◆ Data excerpts
--- BEGIN ---
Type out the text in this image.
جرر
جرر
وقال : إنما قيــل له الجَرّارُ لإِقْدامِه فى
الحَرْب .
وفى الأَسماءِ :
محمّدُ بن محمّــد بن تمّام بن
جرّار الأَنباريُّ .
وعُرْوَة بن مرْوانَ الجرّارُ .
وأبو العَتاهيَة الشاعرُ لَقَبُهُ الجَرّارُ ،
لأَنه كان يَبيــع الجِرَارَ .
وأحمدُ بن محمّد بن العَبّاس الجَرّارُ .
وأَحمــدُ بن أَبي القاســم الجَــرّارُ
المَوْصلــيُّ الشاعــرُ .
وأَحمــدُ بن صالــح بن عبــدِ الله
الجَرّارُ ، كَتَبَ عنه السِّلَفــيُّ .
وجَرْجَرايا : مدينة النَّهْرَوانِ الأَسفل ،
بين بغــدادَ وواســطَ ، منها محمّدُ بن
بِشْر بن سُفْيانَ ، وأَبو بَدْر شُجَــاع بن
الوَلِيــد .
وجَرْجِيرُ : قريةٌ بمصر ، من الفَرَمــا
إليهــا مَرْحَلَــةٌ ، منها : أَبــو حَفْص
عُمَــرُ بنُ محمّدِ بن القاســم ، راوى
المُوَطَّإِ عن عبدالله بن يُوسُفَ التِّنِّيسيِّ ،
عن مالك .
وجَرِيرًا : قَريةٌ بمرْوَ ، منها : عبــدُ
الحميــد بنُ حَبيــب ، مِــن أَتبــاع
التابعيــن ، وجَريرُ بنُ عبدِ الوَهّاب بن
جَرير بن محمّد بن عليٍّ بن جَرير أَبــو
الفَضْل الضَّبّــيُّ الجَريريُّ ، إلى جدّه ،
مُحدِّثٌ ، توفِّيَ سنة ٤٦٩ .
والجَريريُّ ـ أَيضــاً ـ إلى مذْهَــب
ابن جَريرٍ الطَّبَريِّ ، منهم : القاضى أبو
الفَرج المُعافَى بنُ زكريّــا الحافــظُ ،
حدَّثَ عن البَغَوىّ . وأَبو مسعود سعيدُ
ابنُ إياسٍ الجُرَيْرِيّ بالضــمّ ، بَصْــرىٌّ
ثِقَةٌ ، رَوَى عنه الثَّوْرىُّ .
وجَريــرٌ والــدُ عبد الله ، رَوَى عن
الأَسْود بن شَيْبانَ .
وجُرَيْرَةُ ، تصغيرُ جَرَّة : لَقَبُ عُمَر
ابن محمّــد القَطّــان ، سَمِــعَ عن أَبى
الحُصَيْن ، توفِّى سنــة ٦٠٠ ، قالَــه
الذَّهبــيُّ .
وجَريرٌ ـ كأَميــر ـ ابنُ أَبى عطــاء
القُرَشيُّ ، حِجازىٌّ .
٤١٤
--- END ---
Set every line of the listing down word for word.

◆ The solution
Type out the text in this image.
جرر
جرر
وقال : إنما قيــل له الجَرّارُ لإِقْدامِه فى
الحَرْب .
وفى الأَسماءِ :
محمّدُ بن محمّــد بن تمّام بن
جرّار الأَنباريُّ .
وعُرْوَة بن مرْوانَ الجرّارُ .
وأبو العَتاهيَة الشاعرُ لَقَبُهُ الجَرّارُ ،
لأَنه كان يَبيــع الجِرَارَ .
وأحمدُ بن محمّد بن العَبّاس الجَرّارُ .
وأَحمــدُ بن أَبي القاســم الجَــرّارُ
المَوْصلــيُّ الشاعــرُ .
وأَحمــدُ بن صالــح بن عبــدِ الله
الجَرّارُ ، كَتَبَ عنه السِّلَفــيُّ .
وجَرْجَرايا : مدينة النَّهْرَوانِ الأَسفل ،
بين بغــدادَ وواســطَ ، منها محمّدُ بن
بِشْر بن سُفْيانَ ، وأَبو بَدْر شُجَــاع بن
الوَلِيــد .
وجَرْجِيرُ : قريةٌ بمصر ، من الفَرَمــا
إليهــا مَرْحَلَــةٌ ، منها : أَبــو حَفْص
عُمَــرُ بنُ محمّدِ بن القاســم ، راوى
المُوَطَّإِ عن عبدالله بن يُوسُفَ التِّنِّيسيِّ ،
عن مالك .
وجَرِيرًا : قَريةٌ بمرْوَ ، منها : عبــدُ
الحميــد بنُ حَبيــب ، مِــن أَتبــاع
التابعيــن ، وجَريرُ بنُ عبدِ الوَهّاب بن
جَرير بن محمّد بن عليٍّ بن جَرير أَبــو
الفَضْل الضَّبّــيُّ الجَريريُّ ، إلى جدّه ،
مُحدِّثٌ ، توفِّيَ سنة ٤٦٩ .
والجَريريُّ ـ أَيضــاً ـ إلى مذْهَــب
ابن جَريرٍ الطَّبَريِّ ، منهم : القاضى أبو
الفَرج المُعافَى بنُ زكريّــا الحافــظُ ،
حدَّثَ عن البَغَوىّ . وأَبو مسعود سعيدُ
ابنُ إياسٍ الجُرَيْرِيّ بالضــمّ ، بَصْــرىٌّ
ثِقَةٌ ، رَوَى عنه الثَّوْرىُّ .
وجَريــرٌ والــدُ عبد الله ، رَوَى عن
الأَسْود بن شَيْبانَ .
وجُرَيْرَةُ ، تصغيرُ جَرَّة : لَقَبُ عُمَر
ابن محمّــد القَطّــان ، سَمِــعَ عن أَبى
الحُصَيْن ، توفِّى سنــة ٦٠٠ ، قالَــه
الذَّهبــيُّ .
وجَريرٌ ـ كأَميــر ـ ابنُ أَبى عطــاء
القُرَشيُّ ، حِجازىٌّ .
٤١٤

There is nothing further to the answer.